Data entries
━━━━

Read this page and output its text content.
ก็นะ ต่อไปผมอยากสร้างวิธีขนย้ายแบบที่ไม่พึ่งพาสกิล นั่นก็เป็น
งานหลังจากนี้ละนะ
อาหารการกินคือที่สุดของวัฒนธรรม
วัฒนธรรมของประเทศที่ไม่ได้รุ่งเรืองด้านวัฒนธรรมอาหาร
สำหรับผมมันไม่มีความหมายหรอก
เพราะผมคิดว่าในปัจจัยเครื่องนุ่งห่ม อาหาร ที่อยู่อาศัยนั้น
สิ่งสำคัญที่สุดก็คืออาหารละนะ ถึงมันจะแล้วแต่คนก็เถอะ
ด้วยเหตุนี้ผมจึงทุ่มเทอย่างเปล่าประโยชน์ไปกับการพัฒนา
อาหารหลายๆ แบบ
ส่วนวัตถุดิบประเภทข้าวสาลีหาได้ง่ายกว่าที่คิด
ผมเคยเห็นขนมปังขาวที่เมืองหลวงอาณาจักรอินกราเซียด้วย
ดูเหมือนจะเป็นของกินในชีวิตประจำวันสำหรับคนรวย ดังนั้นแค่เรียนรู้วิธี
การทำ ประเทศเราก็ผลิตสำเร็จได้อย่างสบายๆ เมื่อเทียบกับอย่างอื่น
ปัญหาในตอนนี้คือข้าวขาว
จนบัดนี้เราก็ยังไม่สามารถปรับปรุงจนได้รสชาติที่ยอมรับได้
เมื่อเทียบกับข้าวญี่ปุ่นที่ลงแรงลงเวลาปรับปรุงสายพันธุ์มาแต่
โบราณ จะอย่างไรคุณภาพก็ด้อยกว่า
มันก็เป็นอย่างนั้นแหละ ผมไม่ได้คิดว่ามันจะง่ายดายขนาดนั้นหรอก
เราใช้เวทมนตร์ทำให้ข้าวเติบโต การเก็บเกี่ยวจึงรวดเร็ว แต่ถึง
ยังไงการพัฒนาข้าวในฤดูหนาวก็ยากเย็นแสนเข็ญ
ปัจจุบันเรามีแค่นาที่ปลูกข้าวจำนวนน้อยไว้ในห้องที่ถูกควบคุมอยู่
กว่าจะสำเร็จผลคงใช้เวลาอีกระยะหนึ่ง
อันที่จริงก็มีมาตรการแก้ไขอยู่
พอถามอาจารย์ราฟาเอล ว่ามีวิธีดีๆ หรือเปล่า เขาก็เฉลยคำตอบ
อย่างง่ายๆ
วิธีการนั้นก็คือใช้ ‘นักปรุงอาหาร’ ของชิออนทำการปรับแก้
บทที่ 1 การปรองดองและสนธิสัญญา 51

━━━━

Using the entries above, please restate each one word for word.

■ **TASK ANSWER**
Read this page and output its text content.
ก็นะ ต่อไปผมอยากสร้างวิธีขนย้ายแบบที่ไม่พึ่งพาสกิล นั่นก็เป็น
งานหลังจากนี้ละนะ
อาหารการกินคือที่สุดของวัฒนธรรม
วัฒนธรรมของประเทศที่ไม่ได้รุ่งเรืองด้านวัฒนธรรมอาหาร
สำหรับผมมันไม่มีความหมายหรอก
เพราะผมคิดว่าในปัจจัยเครื่องนุ่งห่ม อาหาร ที่อยู่อาศัยนั้น
สิ่งสำคัญที่สุดก็คืออาหารละนะ ถึงมันจะแล้วแต่คนก็เถอะ
ด้วยเหตุนี้ผมจึงทุ่มเทอย่างเปล่าประโยชน์ไปกับการพัฒนา
อาหารหลายๆ แบบ
ส่วนวัตถุดิบประเภทข้าวสาลีหาได้ง่ายกว่าที่คิด
ผมเคยเห็นขนมปังขาวที่เมืองหลวงอาณาจักรอินกราเซียด้วย
ดูเหมือนจะเป็นของกินในชีวิตประจำวันสำหรับคนรวย ดังนั้นแค่เรียนรู้วิธี
การทำ ประเทศเราก็ผลิตสำเร็จได้อย่างสบายๆ เมื่อเทียบกับอย่างอื่น
ปัญหาในตอนนี้คือข้าวขาว
จนบัดนี้เราก็ยังไม่สามารถปรับปรุงจนได้รสชาติที่ยอมรับได้
เมื่อเทียบกับข้าวญี่ปุ่นที่ลงแรงลงเวลาปรับปรุงสายพันธุ์มาแต่
โบราณ จะอย่างไรคุณภาพก็ด้อยกว่า
มันก็เป็นอย่างนั้นแหละ ผมไม่ได้คิดว่ามันจะง่ายดายขนาดนั้นหรอก
เราใช้เวทมนตร์ทำให้ข้าวเติบโต การเก็บเกี่ยวจึงรวดเร็ว แต่ถึง
ยังไงการพัฒนาข้าวในฤดูหนาวก็ยากเย็นแสนเข็ญ
ปัจจุบันเรามีแค่นาที่ปลูกข้าวจำนวนน้อยไว้ในห้องที่ถูกควบคุมอยู่
กว่าจะสำเร็จผลคงใช้เวลาอีกระยะหนึ่ง
อันที่จริงก็มีมาตรการแก้ไขอยู่
พอถามอาจารย์ราฟาเอล ว่ามีวิธีดีๆ หรือเปล่า เขาก็เฉลยคำตอบ
อย่างง่ายๆ
วิธีการนั้นก็คือใช้ ‘นักปรุงอาหาร’ ของชิออนทำการปรับแก้
บทที่ 1 การปรองดองและสนธิสัญญา 51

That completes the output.